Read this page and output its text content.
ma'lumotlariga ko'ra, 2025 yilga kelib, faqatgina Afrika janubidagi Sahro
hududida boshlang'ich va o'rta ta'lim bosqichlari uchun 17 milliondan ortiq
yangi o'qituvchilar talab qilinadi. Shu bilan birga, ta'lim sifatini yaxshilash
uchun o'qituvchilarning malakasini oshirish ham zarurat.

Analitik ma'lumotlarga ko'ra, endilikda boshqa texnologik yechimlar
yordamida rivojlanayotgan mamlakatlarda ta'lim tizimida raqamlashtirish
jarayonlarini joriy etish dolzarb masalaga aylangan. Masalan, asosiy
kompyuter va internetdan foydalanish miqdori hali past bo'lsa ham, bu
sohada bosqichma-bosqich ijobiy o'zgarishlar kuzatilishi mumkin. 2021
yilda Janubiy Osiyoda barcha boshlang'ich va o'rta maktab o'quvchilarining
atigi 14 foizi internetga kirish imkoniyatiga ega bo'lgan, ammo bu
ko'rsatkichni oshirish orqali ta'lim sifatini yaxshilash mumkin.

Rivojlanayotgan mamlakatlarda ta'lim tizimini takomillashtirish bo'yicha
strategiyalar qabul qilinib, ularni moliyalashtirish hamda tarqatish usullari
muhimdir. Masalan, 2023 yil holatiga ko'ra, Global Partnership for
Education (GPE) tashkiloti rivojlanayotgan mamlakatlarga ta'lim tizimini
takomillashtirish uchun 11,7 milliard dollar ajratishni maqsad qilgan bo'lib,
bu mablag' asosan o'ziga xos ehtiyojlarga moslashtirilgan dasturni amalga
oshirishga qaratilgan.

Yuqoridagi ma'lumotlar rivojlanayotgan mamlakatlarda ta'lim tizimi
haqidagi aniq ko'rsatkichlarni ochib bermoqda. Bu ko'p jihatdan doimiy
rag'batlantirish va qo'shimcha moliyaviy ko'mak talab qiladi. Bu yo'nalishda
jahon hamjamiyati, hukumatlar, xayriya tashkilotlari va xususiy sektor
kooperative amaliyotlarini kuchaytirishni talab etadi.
_____
__The task__: Produce a verbatim transcription of the entries above.

__Response below__:
Read this page and output its text content.
ma'lumotlariga ko'ra, 2025 yilga kelib, faqatgina Afrika janubidagi Sahro
hududida boshlang'ich va o'rta ta'lim bosqichlari uchun 17 milliondan ortiq
yangi o'qituvchilar talab qilinadi. Shu bilan birga, ta'lim sifatini yaxshilash
uchun o'qituvchilarning malakasini oshirish ham zarurat.

Analitik ma'lumotlarga ko'ra, endilikda boshqa texnologik yechimlar
yordamida rivojlanayotgan mamlakatlarda ta'lim tizimida raqamlashtirish
jarayonlarini joriy etish dolzarb masalaga aylangan. Masalan, asosiy
kompyuter va internetdan foydalanish miqdori hali past bo'lsa ham, bu
sohada bosqichma-bosqich ijobiy o'zgarishlar kuzatilishi mumkin. 2021
yilda Janubiy Osiyoda barcha boshlang'ich va o'rta maktab o'quvchilarining
atigi 14 foizi internetga kirish imkoniyatiga ega bo'lgan, ammo bu
ko'rsatkichni oshirish orqali ta'lim sifatini yaxshilash mumkin.

Rivojlanayotgan mamlakatlarda ta'lim tizimini takomillashtirish bo'yicha
strategiyalar qabul qilinib, ularni moliyalashtirish hamda tarqatish usullari
muhimdir. Masalan, 2023 yil holatiga ko'ra, Global Partnership for
Education (GPE) tashkiloti rivojlanayotgan mamlakatlarga ta'lim tizimini
takomillashtirish uchun 11,7 milliard dollar ajratishni maqsad qilgan bo'lib,
bu mablag' asosan o'ziga xos ehtiyojlarga moslashtirilgan dasturni amalga
oshirishga qaratilgan.

Yuqoridagi ma'lumotlar rivojlanayotgan mamlakatlarda ta'lim tizimi
haqidagi aniq ko'rsatkichlarni ochib bermoqda. Bu ko'p jihatdan doimiy
rag'batlantirish va qo'shimcha moliyaviy ko'mak talab qiladi. Bu yo'nalishda
jahon hamjamiyati, hukumatlar, xayriya tashkilotlari va xususiy sektor
kooperative amaliyotlarini kuchaytirishni talab etadi.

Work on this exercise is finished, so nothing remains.